--- GIVEN INSTRUCTION ---
Find and copy lines holding "important".

-- BEGIN EXTRACTED MATERIAL --

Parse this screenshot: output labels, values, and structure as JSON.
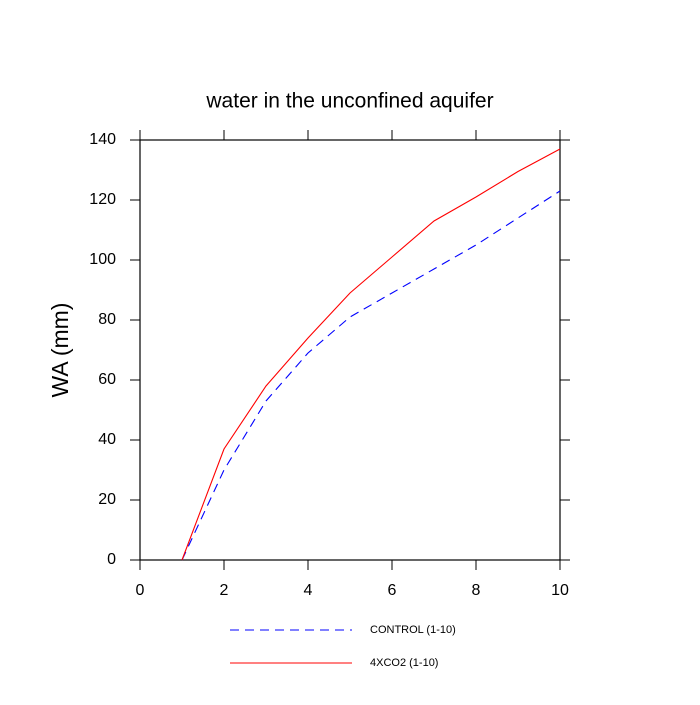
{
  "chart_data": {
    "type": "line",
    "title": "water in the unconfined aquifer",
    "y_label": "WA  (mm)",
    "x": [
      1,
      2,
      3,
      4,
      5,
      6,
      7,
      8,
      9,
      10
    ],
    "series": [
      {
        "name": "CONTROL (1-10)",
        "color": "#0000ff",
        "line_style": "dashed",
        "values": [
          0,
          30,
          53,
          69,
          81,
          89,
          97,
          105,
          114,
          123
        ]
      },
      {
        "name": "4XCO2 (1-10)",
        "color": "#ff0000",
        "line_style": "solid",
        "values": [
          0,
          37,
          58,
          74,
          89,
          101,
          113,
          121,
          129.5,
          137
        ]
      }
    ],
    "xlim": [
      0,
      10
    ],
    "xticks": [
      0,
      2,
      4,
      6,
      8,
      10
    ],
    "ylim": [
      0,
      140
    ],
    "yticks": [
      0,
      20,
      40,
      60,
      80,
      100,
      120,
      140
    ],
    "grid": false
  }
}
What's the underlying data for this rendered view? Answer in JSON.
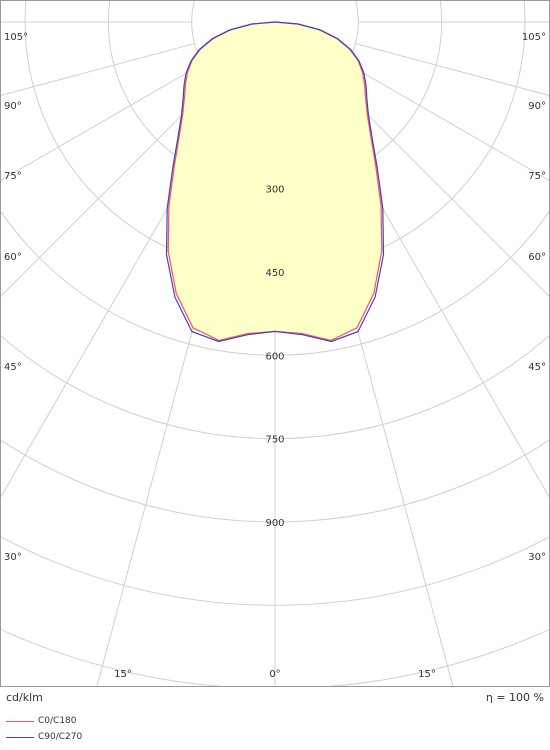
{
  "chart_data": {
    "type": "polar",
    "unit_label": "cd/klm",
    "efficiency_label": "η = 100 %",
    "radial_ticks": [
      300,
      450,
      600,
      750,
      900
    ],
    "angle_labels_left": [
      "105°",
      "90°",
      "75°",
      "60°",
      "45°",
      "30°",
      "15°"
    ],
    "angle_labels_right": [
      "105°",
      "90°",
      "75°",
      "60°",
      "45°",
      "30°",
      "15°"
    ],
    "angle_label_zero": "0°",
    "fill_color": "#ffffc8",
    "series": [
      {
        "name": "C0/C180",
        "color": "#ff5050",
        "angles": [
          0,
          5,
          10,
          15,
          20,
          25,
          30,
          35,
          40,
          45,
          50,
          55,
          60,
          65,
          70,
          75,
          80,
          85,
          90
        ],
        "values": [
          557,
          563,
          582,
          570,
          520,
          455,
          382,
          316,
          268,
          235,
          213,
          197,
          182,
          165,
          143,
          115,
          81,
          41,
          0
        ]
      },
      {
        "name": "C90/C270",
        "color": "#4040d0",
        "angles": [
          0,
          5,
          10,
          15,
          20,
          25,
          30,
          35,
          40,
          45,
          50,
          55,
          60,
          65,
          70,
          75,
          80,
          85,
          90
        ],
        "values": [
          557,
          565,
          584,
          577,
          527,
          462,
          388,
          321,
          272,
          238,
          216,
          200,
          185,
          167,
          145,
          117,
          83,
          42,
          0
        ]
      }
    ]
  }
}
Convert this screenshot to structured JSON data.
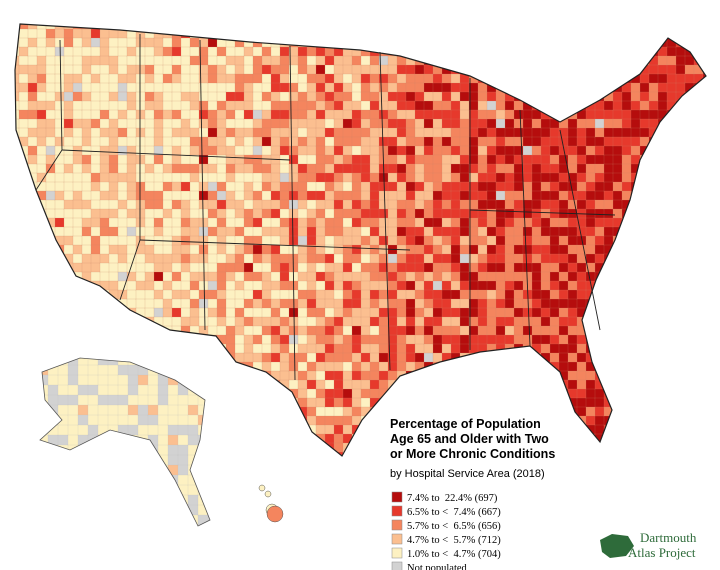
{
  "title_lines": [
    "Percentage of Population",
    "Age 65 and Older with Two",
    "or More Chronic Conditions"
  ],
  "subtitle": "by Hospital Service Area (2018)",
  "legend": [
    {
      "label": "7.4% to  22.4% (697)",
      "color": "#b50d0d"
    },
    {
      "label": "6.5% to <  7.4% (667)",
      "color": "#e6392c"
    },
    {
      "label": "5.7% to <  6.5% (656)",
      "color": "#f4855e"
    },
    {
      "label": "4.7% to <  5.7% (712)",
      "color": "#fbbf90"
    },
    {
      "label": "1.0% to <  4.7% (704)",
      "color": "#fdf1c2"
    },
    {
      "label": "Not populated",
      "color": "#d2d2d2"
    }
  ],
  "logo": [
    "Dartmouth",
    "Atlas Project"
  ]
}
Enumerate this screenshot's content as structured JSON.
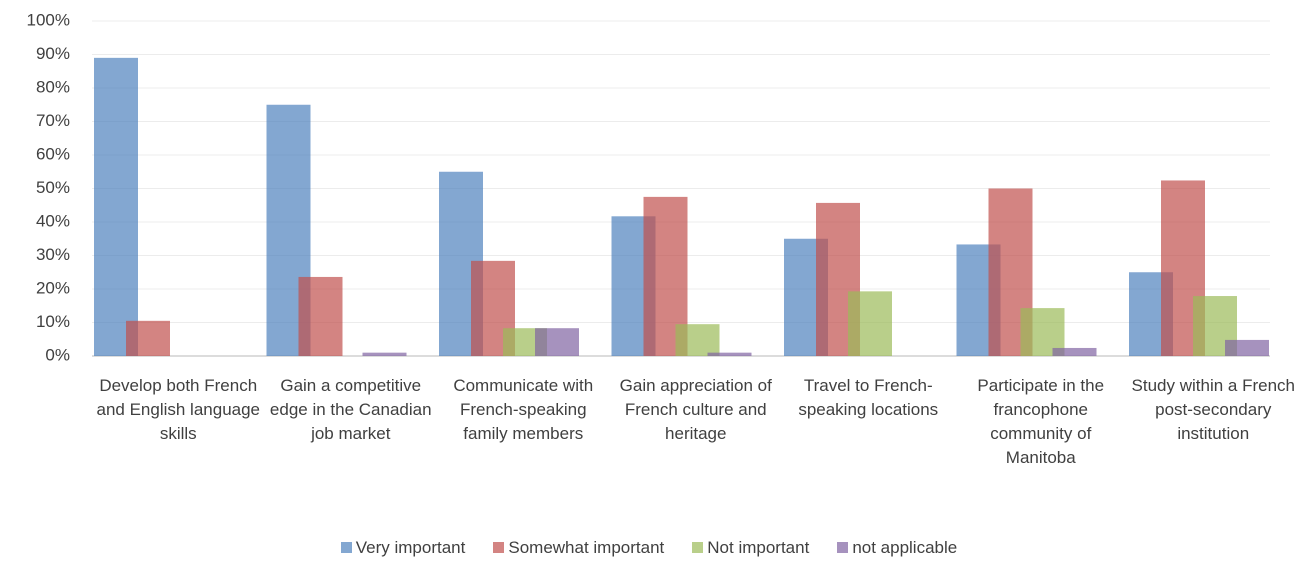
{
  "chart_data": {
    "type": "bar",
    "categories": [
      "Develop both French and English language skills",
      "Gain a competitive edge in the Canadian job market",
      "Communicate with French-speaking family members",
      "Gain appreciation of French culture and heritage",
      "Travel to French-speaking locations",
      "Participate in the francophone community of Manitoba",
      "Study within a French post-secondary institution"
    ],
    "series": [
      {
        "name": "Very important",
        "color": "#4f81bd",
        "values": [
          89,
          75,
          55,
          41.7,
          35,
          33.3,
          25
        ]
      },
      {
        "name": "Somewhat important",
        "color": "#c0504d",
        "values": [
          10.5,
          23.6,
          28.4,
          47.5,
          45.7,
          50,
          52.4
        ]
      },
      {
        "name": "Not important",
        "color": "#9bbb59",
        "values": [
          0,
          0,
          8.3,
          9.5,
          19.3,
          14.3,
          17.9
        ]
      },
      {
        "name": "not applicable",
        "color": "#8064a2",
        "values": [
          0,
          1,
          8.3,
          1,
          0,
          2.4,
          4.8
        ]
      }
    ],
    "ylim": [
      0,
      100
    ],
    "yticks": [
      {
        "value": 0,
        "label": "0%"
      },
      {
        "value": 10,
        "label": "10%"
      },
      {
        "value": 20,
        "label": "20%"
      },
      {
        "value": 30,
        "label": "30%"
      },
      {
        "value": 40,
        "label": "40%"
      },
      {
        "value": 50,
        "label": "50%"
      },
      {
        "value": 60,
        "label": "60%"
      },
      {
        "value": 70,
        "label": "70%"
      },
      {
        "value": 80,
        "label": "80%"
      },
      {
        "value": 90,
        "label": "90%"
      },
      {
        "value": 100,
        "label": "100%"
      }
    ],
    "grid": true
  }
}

-- END EXTRACTED MATERIAL --

--- RESPONSE BELOW ---
        "name": "Very important",
        "name": "Somewhat important",
        "name": "Not important",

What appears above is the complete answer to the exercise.